PROBLEM TO WORK ON:
Search the material for "screenshot" and show all lines that contain it.

EXERCISE MATERIALS:
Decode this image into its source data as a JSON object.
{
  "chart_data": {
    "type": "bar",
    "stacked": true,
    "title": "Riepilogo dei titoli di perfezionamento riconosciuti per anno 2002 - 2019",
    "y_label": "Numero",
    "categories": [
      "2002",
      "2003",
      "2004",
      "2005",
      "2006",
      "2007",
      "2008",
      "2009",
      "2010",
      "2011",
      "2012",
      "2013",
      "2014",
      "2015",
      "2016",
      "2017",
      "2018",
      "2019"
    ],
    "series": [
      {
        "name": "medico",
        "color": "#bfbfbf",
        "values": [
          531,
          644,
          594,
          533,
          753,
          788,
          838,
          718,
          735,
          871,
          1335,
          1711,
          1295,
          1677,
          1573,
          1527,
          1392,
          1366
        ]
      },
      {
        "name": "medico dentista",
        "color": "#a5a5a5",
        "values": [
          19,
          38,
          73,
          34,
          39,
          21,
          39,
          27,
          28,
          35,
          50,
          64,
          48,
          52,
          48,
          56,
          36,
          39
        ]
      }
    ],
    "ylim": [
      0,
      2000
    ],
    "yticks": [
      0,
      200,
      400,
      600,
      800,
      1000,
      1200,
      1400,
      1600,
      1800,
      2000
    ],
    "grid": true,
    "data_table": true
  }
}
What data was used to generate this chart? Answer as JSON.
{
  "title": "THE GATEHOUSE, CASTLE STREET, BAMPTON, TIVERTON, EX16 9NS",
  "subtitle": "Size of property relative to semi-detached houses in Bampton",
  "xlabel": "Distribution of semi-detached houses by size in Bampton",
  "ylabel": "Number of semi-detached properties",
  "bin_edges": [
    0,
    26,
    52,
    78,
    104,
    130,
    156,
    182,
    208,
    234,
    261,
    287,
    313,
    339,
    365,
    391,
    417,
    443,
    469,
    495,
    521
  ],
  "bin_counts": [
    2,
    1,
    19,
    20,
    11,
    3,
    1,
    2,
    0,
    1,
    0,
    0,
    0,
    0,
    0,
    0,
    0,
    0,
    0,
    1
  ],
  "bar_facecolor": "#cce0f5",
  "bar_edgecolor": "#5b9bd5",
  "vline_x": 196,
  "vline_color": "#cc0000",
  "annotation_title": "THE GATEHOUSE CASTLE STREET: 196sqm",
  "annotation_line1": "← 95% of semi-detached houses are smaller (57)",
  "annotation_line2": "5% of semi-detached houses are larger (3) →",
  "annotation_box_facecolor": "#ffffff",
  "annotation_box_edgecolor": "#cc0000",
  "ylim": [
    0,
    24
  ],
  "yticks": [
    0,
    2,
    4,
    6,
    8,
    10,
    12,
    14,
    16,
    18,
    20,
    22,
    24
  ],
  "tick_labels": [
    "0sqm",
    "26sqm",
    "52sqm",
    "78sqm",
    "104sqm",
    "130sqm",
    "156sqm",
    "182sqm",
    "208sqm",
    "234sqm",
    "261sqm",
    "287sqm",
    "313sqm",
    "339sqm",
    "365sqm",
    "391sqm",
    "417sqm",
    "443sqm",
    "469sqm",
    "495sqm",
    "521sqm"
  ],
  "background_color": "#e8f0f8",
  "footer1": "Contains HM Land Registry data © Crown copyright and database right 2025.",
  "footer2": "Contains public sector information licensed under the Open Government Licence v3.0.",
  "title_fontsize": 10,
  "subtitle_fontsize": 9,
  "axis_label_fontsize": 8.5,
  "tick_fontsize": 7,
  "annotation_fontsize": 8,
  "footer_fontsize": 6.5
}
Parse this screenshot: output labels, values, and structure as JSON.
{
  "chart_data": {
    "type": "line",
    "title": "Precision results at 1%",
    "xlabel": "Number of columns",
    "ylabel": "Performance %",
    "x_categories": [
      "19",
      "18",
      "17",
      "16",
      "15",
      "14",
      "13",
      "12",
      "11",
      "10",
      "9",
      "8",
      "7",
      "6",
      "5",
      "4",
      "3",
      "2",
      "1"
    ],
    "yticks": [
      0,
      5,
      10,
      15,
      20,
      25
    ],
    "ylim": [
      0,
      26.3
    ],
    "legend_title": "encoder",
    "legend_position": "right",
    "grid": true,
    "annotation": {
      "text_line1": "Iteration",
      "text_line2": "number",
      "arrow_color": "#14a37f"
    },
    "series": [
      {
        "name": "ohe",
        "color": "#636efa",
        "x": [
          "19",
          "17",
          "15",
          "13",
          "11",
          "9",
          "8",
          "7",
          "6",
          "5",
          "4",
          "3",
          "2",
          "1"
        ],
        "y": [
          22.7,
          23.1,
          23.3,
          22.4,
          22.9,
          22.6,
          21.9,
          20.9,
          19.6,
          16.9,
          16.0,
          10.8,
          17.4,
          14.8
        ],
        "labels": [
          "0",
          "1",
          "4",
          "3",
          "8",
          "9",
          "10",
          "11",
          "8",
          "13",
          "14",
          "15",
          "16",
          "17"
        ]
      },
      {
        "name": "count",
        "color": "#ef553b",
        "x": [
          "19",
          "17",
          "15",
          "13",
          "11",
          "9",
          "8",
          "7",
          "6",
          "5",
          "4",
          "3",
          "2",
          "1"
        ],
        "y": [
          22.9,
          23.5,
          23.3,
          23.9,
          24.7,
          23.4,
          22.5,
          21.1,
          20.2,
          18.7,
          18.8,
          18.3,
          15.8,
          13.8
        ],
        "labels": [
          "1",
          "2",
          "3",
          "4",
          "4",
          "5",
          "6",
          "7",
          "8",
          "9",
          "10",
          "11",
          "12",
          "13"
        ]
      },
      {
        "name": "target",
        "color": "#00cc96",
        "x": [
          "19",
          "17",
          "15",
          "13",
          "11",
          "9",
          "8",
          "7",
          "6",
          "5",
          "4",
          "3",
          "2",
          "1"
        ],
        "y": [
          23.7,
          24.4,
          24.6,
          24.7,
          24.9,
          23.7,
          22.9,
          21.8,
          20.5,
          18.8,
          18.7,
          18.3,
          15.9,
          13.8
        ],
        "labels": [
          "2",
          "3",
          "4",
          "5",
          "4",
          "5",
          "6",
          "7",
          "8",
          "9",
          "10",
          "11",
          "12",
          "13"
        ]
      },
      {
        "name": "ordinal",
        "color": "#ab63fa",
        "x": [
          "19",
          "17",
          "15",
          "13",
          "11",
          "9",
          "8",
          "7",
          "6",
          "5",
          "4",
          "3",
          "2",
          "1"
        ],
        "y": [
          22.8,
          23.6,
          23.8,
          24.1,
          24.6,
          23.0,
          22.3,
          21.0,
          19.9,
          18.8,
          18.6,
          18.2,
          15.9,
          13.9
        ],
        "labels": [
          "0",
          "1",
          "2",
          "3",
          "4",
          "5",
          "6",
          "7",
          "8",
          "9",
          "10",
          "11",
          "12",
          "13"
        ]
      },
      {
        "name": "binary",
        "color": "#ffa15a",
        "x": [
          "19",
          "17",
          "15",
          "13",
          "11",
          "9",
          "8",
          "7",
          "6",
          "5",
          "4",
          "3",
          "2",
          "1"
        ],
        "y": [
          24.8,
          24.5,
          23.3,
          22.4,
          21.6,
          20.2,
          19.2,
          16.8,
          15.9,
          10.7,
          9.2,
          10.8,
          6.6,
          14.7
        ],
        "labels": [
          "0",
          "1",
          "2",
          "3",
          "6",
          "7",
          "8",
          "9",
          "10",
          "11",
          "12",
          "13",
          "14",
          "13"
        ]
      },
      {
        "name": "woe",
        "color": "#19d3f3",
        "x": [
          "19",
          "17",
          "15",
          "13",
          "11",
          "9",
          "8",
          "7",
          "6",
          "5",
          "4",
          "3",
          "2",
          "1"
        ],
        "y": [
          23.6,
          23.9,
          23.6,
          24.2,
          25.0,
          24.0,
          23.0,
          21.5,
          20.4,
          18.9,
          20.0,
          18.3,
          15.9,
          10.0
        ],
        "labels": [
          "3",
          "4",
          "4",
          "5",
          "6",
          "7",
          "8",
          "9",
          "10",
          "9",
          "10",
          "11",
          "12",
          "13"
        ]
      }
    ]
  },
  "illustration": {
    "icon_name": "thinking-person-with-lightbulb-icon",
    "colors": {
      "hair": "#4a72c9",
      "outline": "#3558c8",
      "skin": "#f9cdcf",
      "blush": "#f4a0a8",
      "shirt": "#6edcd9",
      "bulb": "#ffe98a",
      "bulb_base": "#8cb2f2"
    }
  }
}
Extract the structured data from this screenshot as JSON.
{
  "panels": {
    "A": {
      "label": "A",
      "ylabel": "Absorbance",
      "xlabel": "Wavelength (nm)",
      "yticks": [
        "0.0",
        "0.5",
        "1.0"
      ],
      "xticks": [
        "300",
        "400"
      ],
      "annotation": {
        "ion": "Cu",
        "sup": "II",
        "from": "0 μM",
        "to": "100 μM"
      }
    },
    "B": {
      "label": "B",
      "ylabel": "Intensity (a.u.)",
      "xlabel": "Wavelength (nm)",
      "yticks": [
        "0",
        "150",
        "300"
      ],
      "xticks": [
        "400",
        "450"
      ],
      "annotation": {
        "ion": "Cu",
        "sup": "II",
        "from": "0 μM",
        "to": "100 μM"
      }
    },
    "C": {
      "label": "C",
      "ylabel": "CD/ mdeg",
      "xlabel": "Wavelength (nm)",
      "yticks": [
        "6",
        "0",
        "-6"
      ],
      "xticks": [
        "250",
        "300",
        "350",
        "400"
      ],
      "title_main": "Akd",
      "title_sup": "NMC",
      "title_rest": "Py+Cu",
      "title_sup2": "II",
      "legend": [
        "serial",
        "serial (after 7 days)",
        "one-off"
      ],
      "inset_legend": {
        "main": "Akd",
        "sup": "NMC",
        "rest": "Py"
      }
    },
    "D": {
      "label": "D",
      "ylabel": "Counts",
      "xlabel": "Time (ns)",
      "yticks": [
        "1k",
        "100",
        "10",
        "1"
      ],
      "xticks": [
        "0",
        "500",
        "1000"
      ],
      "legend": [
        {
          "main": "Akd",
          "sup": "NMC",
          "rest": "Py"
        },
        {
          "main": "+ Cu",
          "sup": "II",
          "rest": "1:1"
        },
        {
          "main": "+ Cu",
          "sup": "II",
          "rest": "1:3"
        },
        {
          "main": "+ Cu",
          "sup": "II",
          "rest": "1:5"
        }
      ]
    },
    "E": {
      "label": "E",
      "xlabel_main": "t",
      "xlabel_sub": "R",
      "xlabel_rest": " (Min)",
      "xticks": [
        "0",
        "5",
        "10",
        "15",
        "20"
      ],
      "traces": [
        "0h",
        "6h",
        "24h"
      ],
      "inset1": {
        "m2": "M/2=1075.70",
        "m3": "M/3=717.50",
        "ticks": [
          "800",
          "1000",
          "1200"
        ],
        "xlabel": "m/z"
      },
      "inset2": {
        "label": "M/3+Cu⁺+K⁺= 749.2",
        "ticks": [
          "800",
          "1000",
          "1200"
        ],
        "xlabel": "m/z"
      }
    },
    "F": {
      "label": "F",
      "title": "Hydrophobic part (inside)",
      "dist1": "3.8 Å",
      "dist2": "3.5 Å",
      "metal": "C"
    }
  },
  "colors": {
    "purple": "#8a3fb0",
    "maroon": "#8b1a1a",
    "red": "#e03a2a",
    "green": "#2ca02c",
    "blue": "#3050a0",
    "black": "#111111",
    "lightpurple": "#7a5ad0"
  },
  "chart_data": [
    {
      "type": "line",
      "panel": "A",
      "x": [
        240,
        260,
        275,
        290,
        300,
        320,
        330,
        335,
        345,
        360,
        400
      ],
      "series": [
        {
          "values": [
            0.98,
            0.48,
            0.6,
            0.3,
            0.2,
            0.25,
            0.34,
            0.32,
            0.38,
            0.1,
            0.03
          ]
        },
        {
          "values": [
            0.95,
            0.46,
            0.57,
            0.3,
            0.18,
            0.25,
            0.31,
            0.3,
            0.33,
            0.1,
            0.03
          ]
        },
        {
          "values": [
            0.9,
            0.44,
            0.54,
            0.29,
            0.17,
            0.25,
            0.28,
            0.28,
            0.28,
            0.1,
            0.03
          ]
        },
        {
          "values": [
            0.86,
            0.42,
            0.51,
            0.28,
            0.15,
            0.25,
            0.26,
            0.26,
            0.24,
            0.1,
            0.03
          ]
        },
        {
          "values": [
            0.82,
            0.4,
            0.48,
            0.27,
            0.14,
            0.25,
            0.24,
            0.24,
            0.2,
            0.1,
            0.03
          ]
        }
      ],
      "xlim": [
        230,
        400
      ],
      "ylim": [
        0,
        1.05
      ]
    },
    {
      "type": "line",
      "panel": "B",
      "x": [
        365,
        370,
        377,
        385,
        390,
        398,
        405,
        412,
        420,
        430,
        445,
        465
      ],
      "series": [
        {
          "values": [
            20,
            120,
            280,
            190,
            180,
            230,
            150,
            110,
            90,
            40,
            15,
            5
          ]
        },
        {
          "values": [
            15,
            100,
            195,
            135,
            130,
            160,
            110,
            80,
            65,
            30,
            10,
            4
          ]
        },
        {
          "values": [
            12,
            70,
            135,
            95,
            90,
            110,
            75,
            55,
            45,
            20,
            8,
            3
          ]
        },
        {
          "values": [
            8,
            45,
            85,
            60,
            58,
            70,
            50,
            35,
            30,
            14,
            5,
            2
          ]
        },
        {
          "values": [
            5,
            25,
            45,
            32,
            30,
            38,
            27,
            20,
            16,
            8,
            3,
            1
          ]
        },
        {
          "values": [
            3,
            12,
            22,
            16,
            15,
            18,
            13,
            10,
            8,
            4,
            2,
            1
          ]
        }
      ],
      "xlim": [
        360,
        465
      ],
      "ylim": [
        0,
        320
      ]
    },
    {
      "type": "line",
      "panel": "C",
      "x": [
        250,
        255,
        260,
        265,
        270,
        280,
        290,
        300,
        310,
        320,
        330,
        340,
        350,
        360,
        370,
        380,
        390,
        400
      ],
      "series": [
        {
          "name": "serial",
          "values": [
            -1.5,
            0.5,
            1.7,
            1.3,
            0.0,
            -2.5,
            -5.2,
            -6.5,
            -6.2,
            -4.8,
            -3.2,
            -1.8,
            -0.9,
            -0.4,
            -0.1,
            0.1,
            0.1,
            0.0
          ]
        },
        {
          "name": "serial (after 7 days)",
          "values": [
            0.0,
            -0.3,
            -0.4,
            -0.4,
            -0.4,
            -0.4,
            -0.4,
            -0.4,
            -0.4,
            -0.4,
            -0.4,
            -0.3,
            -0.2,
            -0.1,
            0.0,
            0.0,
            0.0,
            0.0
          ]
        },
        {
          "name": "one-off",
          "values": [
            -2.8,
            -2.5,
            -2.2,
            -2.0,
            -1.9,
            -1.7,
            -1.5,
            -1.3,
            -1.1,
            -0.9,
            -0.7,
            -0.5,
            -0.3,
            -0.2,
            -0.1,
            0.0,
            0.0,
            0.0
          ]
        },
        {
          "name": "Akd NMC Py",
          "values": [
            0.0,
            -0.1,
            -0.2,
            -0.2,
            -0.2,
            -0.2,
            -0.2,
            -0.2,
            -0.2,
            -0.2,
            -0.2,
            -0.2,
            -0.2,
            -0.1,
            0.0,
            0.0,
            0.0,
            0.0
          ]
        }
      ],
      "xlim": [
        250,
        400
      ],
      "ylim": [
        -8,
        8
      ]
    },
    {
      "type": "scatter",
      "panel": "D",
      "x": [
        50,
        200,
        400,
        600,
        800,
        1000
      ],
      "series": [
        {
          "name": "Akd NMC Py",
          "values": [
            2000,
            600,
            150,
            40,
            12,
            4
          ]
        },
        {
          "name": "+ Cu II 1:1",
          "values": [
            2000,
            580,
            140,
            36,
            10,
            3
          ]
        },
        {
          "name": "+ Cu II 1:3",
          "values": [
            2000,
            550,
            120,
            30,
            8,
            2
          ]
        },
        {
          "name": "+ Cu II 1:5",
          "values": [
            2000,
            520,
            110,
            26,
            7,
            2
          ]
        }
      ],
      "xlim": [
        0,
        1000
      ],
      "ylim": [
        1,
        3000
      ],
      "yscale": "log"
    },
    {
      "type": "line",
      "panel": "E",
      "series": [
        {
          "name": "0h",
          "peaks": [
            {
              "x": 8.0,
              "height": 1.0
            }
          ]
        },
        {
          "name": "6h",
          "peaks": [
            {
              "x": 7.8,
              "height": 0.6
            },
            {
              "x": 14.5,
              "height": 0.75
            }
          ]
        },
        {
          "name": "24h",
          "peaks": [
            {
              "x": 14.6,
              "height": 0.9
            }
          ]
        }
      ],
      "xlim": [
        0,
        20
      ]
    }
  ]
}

REPLY:
Parse this screenshot: output labels, values, and structure as JSON.
Extract the structured data from this screenshot as JSON.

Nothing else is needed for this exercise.